---------- Registros listados ----------

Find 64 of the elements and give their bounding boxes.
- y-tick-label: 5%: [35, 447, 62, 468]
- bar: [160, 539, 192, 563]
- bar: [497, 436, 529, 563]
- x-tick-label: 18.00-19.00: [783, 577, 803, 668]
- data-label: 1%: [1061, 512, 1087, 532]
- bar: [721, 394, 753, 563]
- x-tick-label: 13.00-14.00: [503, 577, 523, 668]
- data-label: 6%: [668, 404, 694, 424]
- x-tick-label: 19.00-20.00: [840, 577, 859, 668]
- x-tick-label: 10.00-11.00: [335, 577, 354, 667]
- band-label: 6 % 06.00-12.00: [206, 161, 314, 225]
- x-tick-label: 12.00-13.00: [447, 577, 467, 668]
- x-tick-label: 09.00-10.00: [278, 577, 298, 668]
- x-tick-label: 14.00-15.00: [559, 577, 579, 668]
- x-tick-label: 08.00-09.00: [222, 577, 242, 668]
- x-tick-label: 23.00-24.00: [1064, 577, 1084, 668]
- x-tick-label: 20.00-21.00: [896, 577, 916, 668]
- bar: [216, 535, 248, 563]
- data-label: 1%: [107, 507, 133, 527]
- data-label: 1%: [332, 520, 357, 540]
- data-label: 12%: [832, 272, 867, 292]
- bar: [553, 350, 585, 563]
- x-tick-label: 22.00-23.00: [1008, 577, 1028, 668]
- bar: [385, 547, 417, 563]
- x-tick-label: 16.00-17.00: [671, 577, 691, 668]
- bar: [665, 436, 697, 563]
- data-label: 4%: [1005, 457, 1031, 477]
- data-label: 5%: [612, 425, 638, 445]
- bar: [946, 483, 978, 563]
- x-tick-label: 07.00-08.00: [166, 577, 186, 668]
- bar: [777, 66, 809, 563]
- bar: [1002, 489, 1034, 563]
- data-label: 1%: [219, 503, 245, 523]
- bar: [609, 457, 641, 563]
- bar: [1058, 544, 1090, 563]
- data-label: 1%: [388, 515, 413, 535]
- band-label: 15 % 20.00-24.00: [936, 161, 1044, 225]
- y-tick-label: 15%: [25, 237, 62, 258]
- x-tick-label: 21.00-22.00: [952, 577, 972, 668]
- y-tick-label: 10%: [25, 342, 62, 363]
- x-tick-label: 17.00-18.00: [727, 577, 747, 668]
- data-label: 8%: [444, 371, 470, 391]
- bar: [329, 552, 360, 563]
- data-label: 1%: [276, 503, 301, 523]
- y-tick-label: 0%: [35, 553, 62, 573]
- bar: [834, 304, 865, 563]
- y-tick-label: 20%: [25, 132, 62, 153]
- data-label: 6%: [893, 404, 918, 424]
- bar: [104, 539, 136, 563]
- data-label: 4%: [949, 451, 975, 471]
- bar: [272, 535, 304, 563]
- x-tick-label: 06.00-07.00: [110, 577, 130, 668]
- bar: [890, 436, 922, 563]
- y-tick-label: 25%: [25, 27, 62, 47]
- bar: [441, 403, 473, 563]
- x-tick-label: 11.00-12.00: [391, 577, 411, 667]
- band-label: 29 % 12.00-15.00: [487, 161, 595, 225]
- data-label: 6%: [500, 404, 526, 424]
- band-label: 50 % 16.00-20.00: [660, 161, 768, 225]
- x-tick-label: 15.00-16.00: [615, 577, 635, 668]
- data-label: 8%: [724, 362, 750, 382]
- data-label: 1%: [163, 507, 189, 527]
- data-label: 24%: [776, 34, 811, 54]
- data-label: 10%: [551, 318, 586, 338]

----------

Ejercicio planteado
Reescribe todos los registros y cambia "data-label" por "value-label". Todo lo demás debe quedar igual.

Solución escrita
Find 64 of the elements and give their bounding boxes.
- y-tick-label: 5%: [35, 447, 62, 468]
- bar: [160, 539, 192, 563]
- bar: [497, 436, 529, 563]
- x-tick-label: 18.00-19.00: [783, 577, 803, 668]
- value-label: 1%: [1061, 512, 1087, 532]
- bar: [721, 394, 753, 563]
- x-tick-label: 13.00-14.00: [503, 577, 523, 668]
- value-label: 6%: [668, 404, 694, 424]
- x-tick-label: 19.00-20.00: [840, 577, 859, 668]
- x-tick-label: 10.00-11.00: [335, 577, 354, 667]
- band-label: 6 % 06.00-12.00: [206, 161, 314, 225]
- x-tick-label: 12.00-13.00: [447, 577, 467, 668]
- x-tick-label: 09.00-10.00: [278, 577, 298, 668]
- x-tick-label: 14.00-15.00: [559, 577, 579, 668]
- x-tick-label: 08.00-09.00: [222, 577, 242, 668]
- x-tick-label: 23.00-24.00: [1064, 577, 1084, 668]
- x-tick-label: 20.00-21.00: [896, 577, 916, 668]
- bar: [216, 535, 248, 563]
- value-label: 1%: [107, 507, 133, 527]
- value-label: 1%: [332, 520, 357, 540]
- value-label: 12%: [832, 272, 867, 292]
- bar: [553, 350, 585, 563]
- x-tick-label: 22.00-23.00: [1008, 577, 1028, 668]
- bar: [385, 547, 417, 563]
- x-tick-label: 16.00-17.00: [671, 577, 691, 668]
- bar: [665, 436, 697, 563]
- value-label: 4%: [1005, 457, 1031, 477]
- value-label: 5%: [612, 425, 638, 445]
- bar: [946, 483, 978, 563]
- x-tick-label: 07.00-08.00: [166, 577, 186, 668]
- bar: [777, 66, 809, 563]
- bar: [1002, 489, 1034, 563]
- value-label: 1%: [219, 503, 245, 523]
- bar: [609, 457, 641, 563]
- bar: [1058, 544, 1090, 563]
- value-label: 1%: [388, 515, 413, 535]
- band-label: 15 % 20.00-24.00: [936, 161, 1044, 225]
- y-tick-label: 15%: [25, 237, 62, 258]
- x-tick-label: 21.00-22.00: [952, 577, 972, 668]
- y-tick-label: 10%: [25, 342, 62, 363]
- x-tick-label: 17.00-18.00: [727, 577, 747, 668]
- value-label: 8%: [444, 371, 470, 391]
- bar: [329, 552, 360, 563]
- value-label: 1%: [276, 503, 301, 523]
- y-tick-label: 0%: [35, 553, 62, 573]
- bar: [834, 304, 865, 563]
- y-tick-label: 20%: [25, 132, 62, 153]
- value-label: 6%: [893, 404, 918, 424]
- bar: [104, 539, 136, 563]
- value-label: 4%: [949, 451, 975, 471]
- bar: [272, 535, 304, 563]
- x-tick-label: 06.00-07.00: [110, 577, 130, 668]
- bar: [890, 436, 922, 563]
- y-tick-label: 25%: [25, 27, 62, 47]
- bar: [441, 403, 473, 563]
- x-tick-label: 11.00-12.00: [391, 577, 411, 667]
- band-label: 29 % 12.00-15.00: [487, 161, 595, 225]
- value-label: 6%: [500, 404, 526, 424]
- band-label: 50 % 16.00-20.00: [660, 161, 768, 225]
- x-tick-label: 15.00-16.00: [615, 577, 635, 668]
- value-label: 8%: [724, 362, 750, 382]
- value-label: 1%: [163, 507, 189, 527]
- value-label: 24%: [776, 34, 811, 54]
- value-label: 10%: [551, 318, 586, 338]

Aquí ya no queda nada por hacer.